Fig. 4: TMPRSS2-TcsH interaction is CROPs-dependent.

a The MCF-7 WT, GMDS^‒/‒, TMPRSS2^‒/‒, and GMDS^‒/‒/TMPRSS2^‒/‒ (DKO) cells showed similar sensitivities to TcsH^1–1832, measured by the cell-rounding assay. b The pull-down assay showed that TcsH, but not TcsH^1–1832, binds to Fc-TMPRSS2^{106-492/R255Q}. TcsH^1832–2816 is weakly pulled down by Fc-TMPRSS2^{106-492/R255Q}. c BLI assays showed that TcsH^1832–2618 (1 μM), but not TcdA^1832–2252 (1 μM) or TcdA^2245–2710 (1 μM), binds to Fc-TMPRSS2^{106-492/R255Q}. d Ectopic expression of TMPRSS2 and TMPRSS2^R255Q, but not others, enhanced the sensitivity of HeLa cells to TcsH. The HeLa cells were treated with 2 nM TcsH for 3 h. The percentages of round-shaped cells were quantified and plotted on the bar chart. Error bars represent mean ± s.d., n = 6. two-sided Student’s t-test. e Overexpression of a mouse Tmprss2 further sensitizes the MCF-7 GMDS^‒/‒ and FUT4^‒/‒ cells to TcsH (10 pM, 10 h). The scale bar represents 50 μm. f The percentages of round-shaped cells in e were quantified and plotted on the bar chart. g The MCF-7 DKO cells are more resistant than either the GMDS^‒/‒ or TMPRSS2^‒/‒ cells, assayed by cell-rounding count. h Confocal fluorescence images (overexposed) show that knocking-out TMPRSS2 in the GMDS^‒/‒ cells would diminish the residue TcsH binding. The scale bar represents 20 μm. i Fc-TMPRSS2^{106-492/R255Q} further protected the TMPRSS2^‒/‒ cells from TcsH (100 pM), as showed by the cell-rounding assay over time. The percentage of round-shaped cells was quantified and plotted on the chart. Error bars represent mean ± s.d., n = 6.

§ **DATA TO EXAMINE**:
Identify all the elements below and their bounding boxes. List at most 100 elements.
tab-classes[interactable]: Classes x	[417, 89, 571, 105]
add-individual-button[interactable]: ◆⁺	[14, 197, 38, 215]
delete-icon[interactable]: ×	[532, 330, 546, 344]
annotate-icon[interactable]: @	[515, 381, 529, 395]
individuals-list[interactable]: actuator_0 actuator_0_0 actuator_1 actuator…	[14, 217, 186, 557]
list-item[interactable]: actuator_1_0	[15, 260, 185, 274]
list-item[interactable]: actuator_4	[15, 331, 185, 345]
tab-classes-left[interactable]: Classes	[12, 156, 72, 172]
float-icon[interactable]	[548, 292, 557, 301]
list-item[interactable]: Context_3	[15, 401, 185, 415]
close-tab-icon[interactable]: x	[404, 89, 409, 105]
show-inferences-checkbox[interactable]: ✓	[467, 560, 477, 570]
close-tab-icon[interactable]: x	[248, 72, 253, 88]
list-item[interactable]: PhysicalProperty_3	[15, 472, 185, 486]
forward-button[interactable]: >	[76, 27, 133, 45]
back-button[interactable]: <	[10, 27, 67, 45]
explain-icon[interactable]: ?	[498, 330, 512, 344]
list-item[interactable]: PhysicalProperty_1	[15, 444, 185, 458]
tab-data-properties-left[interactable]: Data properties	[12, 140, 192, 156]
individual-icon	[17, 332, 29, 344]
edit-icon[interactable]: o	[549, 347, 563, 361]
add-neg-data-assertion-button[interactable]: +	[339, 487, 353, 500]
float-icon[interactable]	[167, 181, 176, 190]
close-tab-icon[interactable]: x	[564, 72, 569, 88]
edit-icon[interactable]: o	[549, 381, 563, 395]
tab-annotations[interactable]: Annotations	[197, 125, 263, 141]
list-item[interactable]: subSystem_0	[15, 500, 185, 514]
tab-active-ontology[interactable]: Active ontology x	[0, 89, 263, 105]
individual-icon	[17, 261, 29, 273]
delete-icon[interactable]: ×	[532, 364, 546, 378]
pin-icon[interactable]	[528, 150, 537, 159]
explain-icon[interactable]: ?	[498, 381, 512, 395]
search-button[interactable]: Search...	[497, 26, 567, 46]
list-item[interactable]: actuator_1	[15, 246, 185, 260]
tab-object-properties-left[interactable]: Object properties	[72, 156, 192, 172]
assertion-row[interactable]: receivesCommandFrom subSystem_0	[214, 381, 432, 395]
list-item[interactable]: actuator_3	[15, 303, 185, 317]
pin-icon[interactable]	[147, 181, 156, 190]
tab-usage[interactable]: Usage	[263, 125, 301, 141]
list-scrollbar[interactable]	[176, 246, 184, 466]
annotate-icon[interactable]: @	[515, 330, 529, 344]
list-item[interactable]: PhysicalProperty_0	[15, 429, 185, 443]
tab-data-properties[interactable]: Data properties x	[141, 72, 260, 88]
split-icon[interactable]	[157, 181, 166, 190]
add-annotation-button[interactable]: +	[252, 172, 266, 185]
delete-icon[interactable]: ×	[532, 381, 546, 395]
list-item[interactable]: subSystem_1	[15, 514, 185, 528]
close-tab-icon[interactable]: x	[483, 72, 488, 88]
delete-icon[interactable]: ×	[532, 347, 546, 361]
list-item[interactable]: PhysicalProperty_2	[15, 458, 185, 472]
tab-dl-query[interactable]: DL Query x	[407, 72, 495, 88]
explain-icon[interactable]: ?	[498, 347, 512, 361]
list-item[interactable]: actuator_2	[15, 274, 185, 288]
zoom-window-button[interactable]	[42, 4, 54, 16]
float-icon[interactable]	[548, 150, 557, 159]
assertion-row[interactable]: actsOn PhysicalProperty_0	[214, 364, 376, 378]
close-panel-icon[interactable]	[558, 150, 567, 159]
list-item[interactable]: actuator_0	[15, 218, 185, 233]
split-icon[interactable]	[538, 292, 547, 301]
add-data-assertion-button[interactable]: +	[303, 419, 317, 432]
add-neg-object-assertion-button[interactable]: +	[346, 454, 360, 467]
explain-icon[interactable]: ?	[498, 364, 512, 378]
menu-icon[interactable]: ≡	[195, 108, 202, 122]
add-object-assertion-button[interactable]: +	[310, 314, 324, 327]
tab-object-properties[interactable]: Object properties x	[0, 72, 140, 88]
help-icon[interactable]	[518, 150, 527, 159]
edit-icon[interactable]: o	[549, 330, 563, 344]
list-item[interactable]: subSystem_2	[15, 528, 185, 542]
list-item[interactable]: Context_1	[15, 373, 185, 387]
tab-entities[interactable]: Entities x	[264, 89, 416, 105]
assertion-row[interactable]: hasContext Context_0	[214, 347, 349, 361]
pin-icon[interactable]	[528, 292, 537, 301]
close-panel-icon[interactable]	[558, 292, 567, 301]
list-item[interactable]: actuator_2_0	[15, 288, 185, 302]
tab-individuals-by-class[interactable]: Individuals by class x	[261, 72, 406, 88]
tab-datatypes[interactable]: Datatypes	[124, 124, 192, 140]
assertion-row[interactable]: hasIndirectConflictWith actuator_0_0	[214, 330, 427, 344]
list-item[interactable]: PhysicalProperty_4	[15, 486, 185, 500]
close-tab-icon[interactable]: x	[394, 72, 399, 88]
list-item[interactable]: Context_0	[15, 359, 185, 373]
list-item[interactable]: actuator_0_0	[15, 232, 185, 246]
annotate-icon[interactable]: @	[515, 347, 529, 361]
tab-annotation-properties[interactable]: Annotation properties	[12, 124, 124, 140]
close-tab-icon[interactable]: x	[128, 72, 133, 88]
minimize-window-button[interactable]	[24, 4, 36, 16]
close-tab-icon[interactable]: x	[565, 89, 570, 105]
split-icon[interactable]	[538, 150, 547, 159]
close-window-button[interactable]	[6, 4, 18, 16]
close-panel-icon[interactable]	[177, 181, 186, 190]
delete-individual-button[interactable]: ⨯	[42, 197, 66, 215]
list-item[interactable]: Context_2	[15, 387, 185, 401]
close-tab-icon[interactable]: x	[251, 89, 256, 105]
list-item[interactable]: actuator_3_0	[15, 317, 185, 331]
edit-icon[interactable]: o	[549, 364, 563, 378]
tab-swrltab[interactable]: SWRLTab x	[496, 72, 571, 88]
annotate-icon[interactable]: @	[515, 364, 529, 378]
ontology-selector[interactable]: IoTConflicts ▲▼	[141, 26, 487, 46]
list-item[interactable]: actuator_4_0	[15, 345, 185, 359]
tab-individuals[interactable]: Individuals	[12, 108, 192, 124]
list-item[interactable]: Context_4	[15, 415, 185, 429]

§ **EXERCISE INSTRUCTIONS**: Which truncated TcsH fragments, marked by residue ranges, are named in the figure caption above?

§ **SOLUTION TO THE PROBLEM**:
- TcsH^1–1832
- TcsH^1832–2816
- TcsH^1832–2618